# Instructions to follow:
Pick up the Space Brothers review at the point where it stops and keep writing it.

宇宙兄弟: Space Brothers, a review

It must be Made in Japan week here at Bicycle Astronomy. Yesterday I reviewed a cool Japanese bell for your bicycle. Today I’m reviewing a cool Japanese anime (animated series) for all you astronomy and space nerds out there who might relish a pretty realistic story about two brothers who decide to become astronauts.

In the past, I have mused about the (justifiable) costs of space exploration compared to the (unjustifiable) costs of say, plush toys in the (vague) form of animated children’s characters (here), and also why the US’s woeful manned space program doesn’t mean the end of humanity’s journey to the stars (here). Space Brothers comes from the same unabashedly idealistic vision of space as a frontier for human betterment.

Space Brothers, or 宇宙兄弟 (Uchū Kyōdai), was originally a manga (graphic novel) by Chūya Koyama, that was quickly made into an anime and then a live-action film (that I have yet to see). The anime can be screened, with subtitles, on Crunchyroll. Episodes hit that service just days after they show on Japanese TV. So this winter, while my wood stove has warmed my body through the cold months, Space Brothers’s 15 minute episodes have kept me looking up in spite of the clouds.

space brothers

Space Brothers focuses on two brothers who share the dream of going into space. That’s them as children in the inset of the image above, right before they witness a UFO speed off in the direction of the moon. I know, my rational readers are like What? First a space pug and then a UFO? and are wondering if perhaps the Bicycle Astronomer has been ringing that Suzu bell a bit too close to his ears. But the otherworldly is kept at arm’s length in the story, and instead what you get is a pretty realistic, rational, and actually quite fascinating drama about people trying to realize humanity’s ago-old dream to travel to the stars.

(Oh, and there’s a pug in it too, though I have yet to see him in a space suit, except on the promotional materials.)

# Source material:
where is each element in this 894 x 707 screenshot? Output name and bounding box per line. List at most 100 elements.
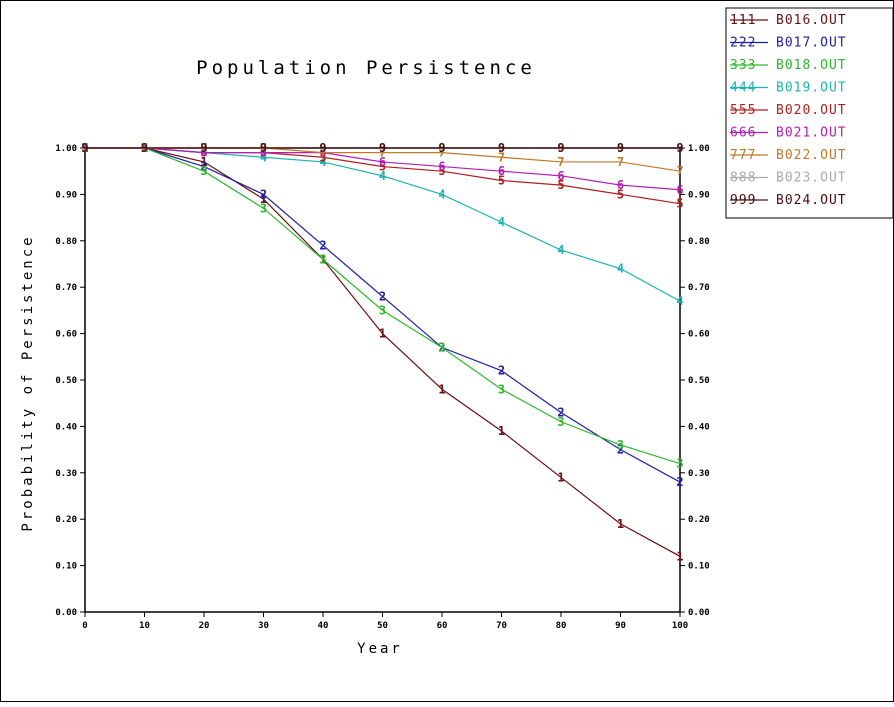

# Output below:
Hibito, the younger brother (who is blond for some reason) sticks with his determination to become an astronaut and is continuing his training with NASA in Florida, preparing for a lunar mission. Meanwhile, his older brother Mutta (with curly hair, also not exactly a normal thing for the Japanese) has strayed off course and is a car designer. Or at least, he is until he head-butts his boss for a crack against his younger brother, and finds himself out of a job, living at home.

space-bros1

Mutta soon follows in his younger brother’s footsteps, taking multiple exams and facing myriad challenges, interpersonal, personal and formal, on his way to becoming a JAXA (Japan’s space agency) astronaut. The story proceeds slowly. There is no fast montage to get Mutta into a space suit so he fly off to Mars with Hibito only to end up in fierce hand to hand combat with a skinless former astronaut turned demon….thing.

Nope, you get what is called a “slice of life” drama in anime lingo, with characters that are slowly rounded out from cartoonish simplifications into fully-formed and complex people. And the story expands beyond Mutta and Hibito, encompassing a large cast of fleshed-out characters from a wide variety of social backgrounds.

I suspect a lot of details about the JAXA astronaut exams and training exercises are true to life. If you enjoyed The Right Stuff, you will like Space Brothers, though the latter does not share the winky sarcasm of the former.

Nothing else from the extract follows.